Copy out all the entries word for word.
□ □ □
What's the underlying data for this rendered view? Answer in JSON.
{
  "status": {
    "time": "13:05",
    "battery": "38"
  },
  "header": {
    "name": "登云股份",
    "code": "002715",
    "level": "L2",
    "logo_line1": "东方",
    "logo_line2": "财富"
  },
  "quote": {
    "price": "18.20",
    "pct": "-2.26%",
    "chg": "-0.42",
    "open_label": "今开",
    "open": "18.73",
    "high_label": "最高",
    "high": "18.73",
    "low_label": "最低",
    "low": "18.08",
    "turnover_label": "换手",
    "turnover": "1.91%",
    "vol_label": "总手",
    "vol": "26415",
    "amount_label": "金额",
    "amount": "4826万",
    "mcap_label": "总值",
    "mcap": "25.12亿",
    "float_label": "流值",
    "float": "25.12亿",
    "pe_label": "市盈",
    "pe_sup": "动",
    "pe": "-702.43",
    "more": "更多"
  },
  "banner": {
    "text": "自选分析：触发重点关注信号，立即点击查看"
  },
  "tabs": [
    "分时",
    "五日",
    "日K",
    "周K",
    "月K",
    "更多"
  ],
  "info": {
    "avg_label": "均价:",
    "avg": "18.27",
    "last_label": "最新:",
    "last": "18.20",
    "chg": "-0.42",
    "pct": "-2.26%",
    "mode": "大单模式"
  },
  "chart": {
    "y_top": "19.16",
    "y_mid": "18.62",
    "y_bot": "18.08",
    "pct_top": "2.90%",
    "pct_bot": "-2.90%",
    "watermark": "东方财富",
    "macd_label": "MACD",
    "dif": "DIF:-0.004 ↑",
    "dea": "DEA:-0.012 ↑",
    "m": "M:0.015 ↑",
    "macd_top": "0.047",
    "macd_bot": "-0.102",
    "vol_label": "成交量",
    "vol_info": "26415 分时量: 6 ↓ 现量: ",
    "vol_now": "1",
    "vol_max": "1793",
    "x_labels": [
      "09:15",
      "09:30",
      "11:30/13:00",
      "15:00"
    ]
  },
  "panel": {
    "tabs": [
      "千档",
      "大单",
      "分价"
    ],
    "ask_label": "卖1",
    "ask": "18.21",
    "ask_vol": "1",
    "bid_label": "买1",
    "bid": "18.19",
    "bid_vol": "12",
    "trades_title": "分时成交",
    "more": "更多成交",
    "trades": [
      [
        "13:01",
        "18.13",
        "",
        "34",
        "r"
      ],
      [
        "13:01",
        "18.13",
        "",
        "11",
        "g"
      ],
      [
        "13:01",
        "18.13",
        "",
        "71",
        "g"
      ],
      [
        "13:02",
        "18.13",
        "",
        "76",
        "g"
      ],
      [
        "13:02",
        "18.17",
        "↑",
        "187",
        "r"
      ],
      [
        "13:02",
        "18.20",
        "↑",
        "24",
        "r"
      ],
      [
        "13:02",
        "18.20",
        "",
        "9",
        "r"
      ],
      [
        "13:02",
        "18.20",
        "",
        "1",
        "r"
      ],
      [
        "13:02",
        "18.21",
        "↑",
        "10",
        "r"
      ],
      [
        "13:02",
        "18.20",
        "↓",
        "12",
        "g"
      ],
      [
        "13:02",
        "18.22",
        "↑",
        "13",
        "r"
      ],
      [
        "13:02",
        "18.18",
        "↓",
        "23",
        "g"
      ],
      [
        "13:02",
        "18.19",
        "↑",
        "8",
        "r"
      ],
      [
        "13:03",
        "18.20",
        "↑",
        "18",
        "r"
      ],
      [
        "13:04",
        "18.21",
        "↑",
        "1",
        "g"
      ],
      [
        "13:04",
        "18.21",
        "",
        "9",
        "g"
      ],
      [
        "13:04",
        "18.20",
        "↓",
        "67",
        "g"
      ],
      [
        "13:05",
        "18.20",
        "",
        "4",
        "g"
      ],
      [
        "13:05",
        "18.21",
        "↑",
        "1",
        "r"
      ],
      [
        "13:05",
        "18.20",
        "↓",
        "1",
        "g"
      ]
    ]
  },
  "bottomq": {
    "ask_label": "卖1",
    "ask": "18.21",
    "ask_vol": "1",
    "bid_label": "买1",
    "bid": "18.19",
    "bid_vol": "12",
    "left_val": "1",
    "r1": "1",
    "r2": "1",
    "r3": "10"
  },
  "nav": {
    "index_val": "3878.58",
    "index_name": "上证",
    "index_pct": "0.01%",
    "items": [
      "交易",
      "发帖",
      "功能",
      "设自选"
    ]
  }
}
□ □ □
_TASK RESULT:_
What's the underlying data for this rendered view? Answer in JSON.
{
  "status": {
    "time": "13:05",
    "battery": "38"
  },
  "header": {
    "name": "登云股份",
    "code": "002715",
    "level": "L2",
    "logo_line1": "东方",
    "logo_line2": "财富"
  },
  "quote": {
    "price": "18.20",
    "pct": "-2.26%",
    "chg": "-0.42",
    "open_label": "今开",
    "open": "18.73",
    "high_label": "最高",
    "high": "18.73",
    "low_label": "最低",
    "low": "18.08",
    "turnover_label": "换手",
    "turnover": "1.91%",
    "vol_label": "总手",
    "vol": "26415",
    "amount_label": "金额",
    "amount": "4826万",
    "mcap_label": "总值",
    "mcap": "25.12亿",
    "float_label": "流值",
    "float": "25.12亿",
    "pe_label": "市盈",
    "pe_sup": "动",
    "pe": "-702.43",
    "more": "更多"
  },
  "banner": {
    "text": "自选分析：触发重点关注信号，立即点击查看"
  },
  "tabs": [
    "分时",
    "五日",
    "日K",
    "周K",
    "月K",
    "更多"
  ],
  "info": {
    "avg_label": "均价:",
    "avg": "18.27",
    "last_label": "最新:",
    "last": "18.20",
    "chg": "-0.42",
    "pct": "-2.26%",
    "mode": "大单模式"
  },
  "chart": {
    "y_top": "19.16",
    "y_mid": "18.62",
    "y_bot": "18.08",
    "pct_top": "2.90%",
    "pct_bot": "-2.90%",
    "watermark": "东方财富",
    "macd_label": "MACD",
    "dif": "DIF:-0.004 ↑",
    "dea": "DEA:-0.012 ↑",
    "m": "M:0.015 ↑",
    "macd_top": "0.047",
    "macd_bot": "-0.102",
    "vol_label": "成交量",
    "vol_info": "26415 分时量: 6 ↓ 现量: ",
    "vol_now": "1",
    "vol_max": "1793",
    "x_labels": [
      "09:15",
      "09:30",
      "11:30/13:00",
      "15:00"
    ]
  },
  "panel": {
    "tabs": [
      "千档",
      "大单",
      "分价"
    ],
    "ask_label": "卖1",
    "ask": "18.21",
    "ask_vol": "1",
    "bid_label": "买1",
    "bid": "18.19",
    "bid_vol": "12",
    "trades_title": "分时成交",
    "more": "更多成交",
    "trades": [
      [
        "13:01",
        "18.13",
        "",
        "34",
        "r"
      ],
      [
        "13:01",
        "18.13",
        "",
        "11",
        "g"
      ],
      [
        "13:01",
        "18.13",
        "",
        "71",
        "g"
      ],
      [
        "13:02",
        "18.13",
        "",
        "76",
        "g"
      ],
      [
        "13:02",
        "18.17",
        "↑",
        "187",
        "r"
      ],
      [
        "13:02",
        "18.20",
        "↑",
        "24",
        "r"
      ],
      [
        "13:02",
        "18.20",
        "",
        "9",
        "r"
      ],
      [
        "13:02",
        "18.20",
        "",
        "1",
        "r"
      ],
      [
        "13:02",
        "18.21",
        "↑",
        "10",
        "r"
      ],
      [
        "13:02",
        "18.20",
        "↓",
        "12",
        "g"
      ],
      [
        "13:02",
        "18.22",
        "↑",
        "13",
        "r"
      ],
      [
        "13:02",
        "18.18",
        "↓",
        "23",
        "g"
      ],
      [
        "13:02",
        "18.19",
        "↑",
        "8",
        "r"
      ],
      [
        "13:03",
        "18.20",
        "↑",
        "18",
        "r"
      ],
      [
        "13:04",
        "18.21",
        "↑",
        "1",
        "g"
      ],
      [
        "13:04",
        "18.21",
        "",
        "9",
        "g"
      ],
      [
        "13:04",
        "18.20",
        "↓",
        "67",
        "g"
      ],
      [
        "13:05",
        "18.20",
        "",
        "4",
        "g"
      ],
      [
        "13:05",
        "18.21",
        "↑",
        "1",
        "r"
      ],
      [
        "13:05",
        "18.20",
        "↓",
        "1",
        "g"
      ]
    ]
  },
  "bottomq": {
    "ask_label": "卖1",
    "ask": "18.21",
    "ask_vol": "1",
    "bid_label": "买1",
    "bid": "18.19",
    "bid_vol": "12",
    "left_val": "1",
    "r1": "1",
    "r2": "1",
    "r3": "10"
  },
  "nav": {
    "index_val": "3878.58",
    "index_name": "上证",
    "index_pct": "0.01%",
    "items": [
      "交易",
      "发帖",
      "功能",
      "设自选"
    ]
  }
}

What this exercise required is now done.